#### Brief
Transcribe all of the material exactly.

#### Data section
◆ ◆ ◆ ◆ ◆ ◆ ◆

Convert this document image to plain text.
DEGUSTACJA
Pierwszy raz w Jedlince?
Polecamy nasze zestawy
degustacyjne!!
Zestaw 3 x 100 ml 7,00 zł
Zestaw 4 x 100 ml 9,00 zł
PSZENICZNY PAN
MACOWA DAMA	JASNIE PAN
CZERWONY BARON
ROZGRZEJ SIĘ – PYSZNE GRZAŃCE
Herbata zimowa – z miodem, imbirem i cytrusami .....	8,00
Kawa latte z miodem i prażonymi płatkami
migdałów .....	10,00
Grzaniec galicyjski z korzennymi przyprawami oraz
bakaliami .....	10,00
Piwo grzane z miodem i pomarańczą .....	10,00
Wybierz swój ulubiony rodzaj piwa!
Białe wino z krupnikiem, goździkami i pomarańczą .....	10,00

◆ ◆ ◆ ◆ ◆ ◆ ◆

#### Expected answer
Convert this document image to plain text.
DEGUSTACJA
Pierwszy raz w Jedlince?
Polecamy nasze zestawy
degustacyjne!!
Zestaw 3 x 100 ml 7,00 zł
Zestaw 4 x 100 ml 9,00 zł
PSZENICZNY PAN
MACOWA DAMA	JASNIE PAN
CZERWONY BARON
ROZGRZEJ SIĘ – PYSZNE GRZAŃCE
Herbata zimowa – z miodem, imbirem i cytrusami .....	8,00
Kawa latte z miodem i prażonymi płatkami
migdałów .....	10,00
Grzaniec galicyjski z korzennymi przyprawami oraz
bakaliami .....	10,00
Piwo grzane z miodem i pomarańczą .....	10,00
Wybierz swój ulubiony rodzaj piwa!
Białe wino z krupnikiem, goździkami i pomarańczą .....	10,00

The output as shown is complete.